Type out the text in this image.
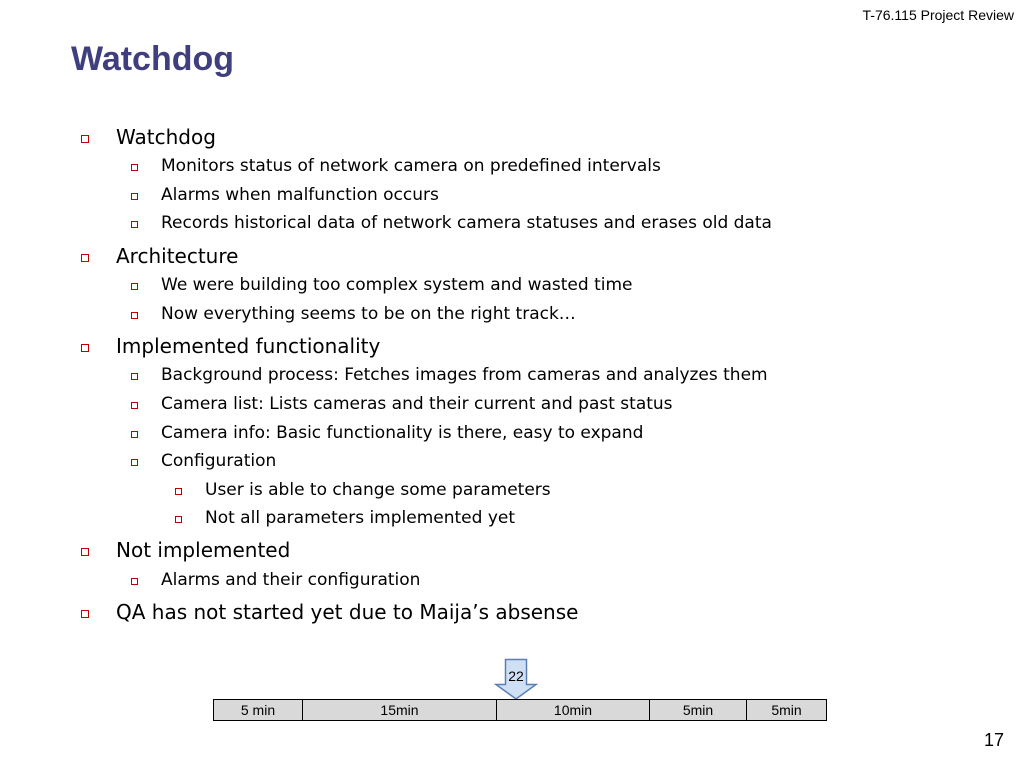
T-76.115 Project Review
Watchdog
Watchdog
Monitors status of network camera on predefined intervals
Alarms when malfunction occurs
Records historical data of network camera statuses and erases old data
Architecture
We were building too complex system and wasted time
Now everything seems to be on the right track…
Implemented functionality
Background process: Fetches images from cameras and analyzes them
Camera list: Lists cameras and their current and past status
Camera info: Basic functionality is there, easy to expand
Configuration
User is able to change some parameters
Not all parameters implemented yet
Not implemented
Alarms and their configuration
QA has not started yet due to Maija’s absense
22
5 min	15min	10min	5min	5min
17
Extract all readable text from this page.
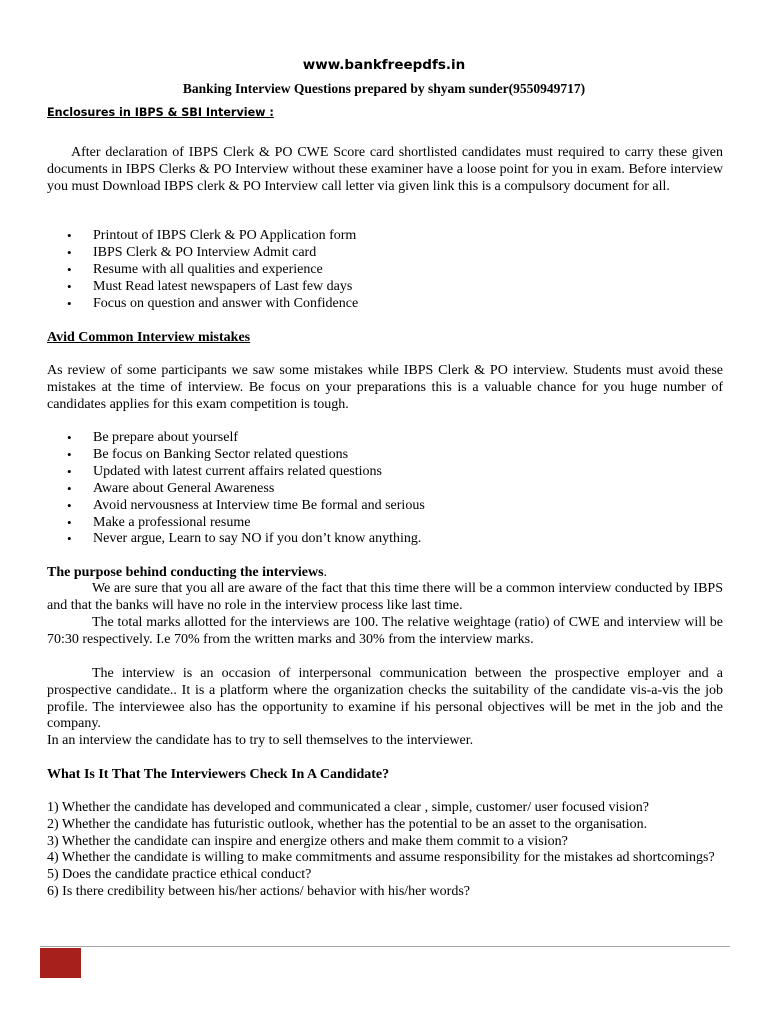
www.bankfreepdfs.in
Banking Interview Questions prepared by shyam sunder(9550949717)
Enclosures in IBPS & SBI Interview :
After declaration of IBPS Clerk & PO CWE Score card shortlisted candidates must required to carry these given documents in IBPS Clerks & PO Interview without these examiner have a loose point for you in exam. Before interview you must Download IBPS clerk & PO Interview call letter via given link this is a compulsory document for all.
• Printout of IBPS Clerk & PO Application form
• IBPS Clerk & PO Interview Admit card
• Resume with all qualities and experience
• Must Read latest newspapers of Last few days
• Focus on question and answer with Confidence
Avid Common Interview mistakes
As review of some participants we saw some mistakes while IBPS Clerk & PO interview. Students must avoid these mistakes at the time of interview. Be focus on your preparations this is a valuable chance for you huge number of candidates applies for this exam competition is tough.
• Be prepare about yourself
• Be focus on Banking Sector related questions
• Updated with latest current affairs related questions
• Aware about General Awareness
• Avoid nervousness at Interview time Be formal and serious
• Make a professional resume
• Never argue, Learn to say NO if you don’t know anything.
The purpose behind conducting the interviews.
We are sure that you all are aware of the fact that this time there will be a common interview conducted by IBPS and that the banks will have no role in the interview process like last time.
The total marks allotted for the interviews are 100. The relative weightage (ratio) of CWE and interview will be 70:30 respectively. I.e 70% from the written marks and 30% from the interview marks.
The interview is an occasion of interpersonal communication between the prospective employer and a prospective candidate.. It is a platform where the organization checks the suitability of the candidate vis-a-vis the job profile. The interviewee also has the opportunity to examine if his personal objectives will be met in the job and the company.
In an interview the candidate has to try to sell themselves to the interviewer.
What Is It That The Interviewers Check In A Candidate?
1) Whether the candidate has developed and communicated a clear , simple, customer/ user focused vision?
2) Whether the candidate has futuristic outlook, whether has the potential to be an asset to the organisation.
3) Whether the candidate can inspire and energize others and make them commit to a vision?
4) Whether the candidate is willing to make commitments and assume responsibility for the mistakes ad shortcomings?
5) Does the candidate practice ethical conduct?
6) Is there credibility between his/her actions/ behavior with his/her words?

------

* [Requirements] Copy the data character for character, but drop all pictures from the copy.

* [Output of the exercise]
Type out the text in this image.
T-76.115 Project Review
Watchdog
Watchdog
Monitors status of network camera on predefined intervals
Alarms when malfunction occurs
Records historical data of network camera statuses and erases old data
Architecture
We were building too complex system and wasted time
Now everything seems to be on the right track…
Implemented functionality
Background process: Fetches images from cameras and analyzes them
Camera list: Lists cameras and their current and past status
Camera info: Basic functionality is there, easy to expand
Configuration
User is able to change some parameters
Not all parameters implemented yet
Not implemented
Alarms and their configuration
QA has not started yet due to Maija’s absense
22
5 min	15min	10min	5min	5min
17
Extract all readable text from this page.
www.bankfreepdfs.in
Banking Interview Questions prepared by shyam sunder(9550949717)
Enclosures in IBPS & SBI Interview :
After declaration of IBPS Clerk & PO CWE Score card shortlisted candidates must required to carry these given documents in IBPS Clerks & PO Interview without these examiner have a loose point for you in exam. Before interview you must Download IBPS clerk & PO Interview call letter via given link this is a compulsory document for all.
• Printout of IBPS Clerk & PO Application form
• IBPS Clerk & PO Interview Admit card
• Resume with all qualities and experience
• Must Read latest newspapers of Last few days
• Focus on question and answer with Confidence
Avid Common Interview mistakes
As review of some participants we saw some mistakes while IBPS Clerk & PO interview. Students must avoid these mistakes at the time of interview. Be focus on your preparations this is a valuable chance for you huge number of candidates applies for this exam competition is tough.
• Be prepare about yourself
• Be focus on Banking Sector related questions
• Updated with latest current affairs related questions
• Aware about General Awareness
• Avoid nervousness at Interview time Be formal and serious
• Make a professional resume
• Never argue, Learn to say NO if you don’t know anything.
The purpose behind conducting the interviews.
We are sure that you all are aware of the fact that this time there will be a common interview conducted by IBPS and that the banks will have no role in the interview process like last time.
The total marks allotted for the interviews are 100. The relative weightage (ratio) of CWE and interview will be 70:30 respectively. I.e 70% from the written marks and 30% from the interview marks.
The interview is an occasion of interpersonal communication between the prospective employer and a prospective candidate.. It is a platform where the organization checks the suitability of the candidate vis-a-vis the job profile. The interviewee also has the opportunity to examine if his personal objectives will be met in the job and the company.
In an interview the candidate has to try to sell themselves to the interviewer.
What Is It That The Interviewers Check In A Candidate?
1) Whether the candidate has developed and communicated a clear , simple, customer/ user focused vision?
2) Whether the candidate has futuristic outlook, whether has the potential to be an asset to the organisation.
3) Whether the candidate can inspire and energize others and make them commit to a vision?
4) Whether the candidate is willing to make commitments and assume responsibility for the mistakes ad shortcomings?
5) Does the candidate practice ethical conduct?
6) Is there credibility between his/her actions/ behavior with his/her words?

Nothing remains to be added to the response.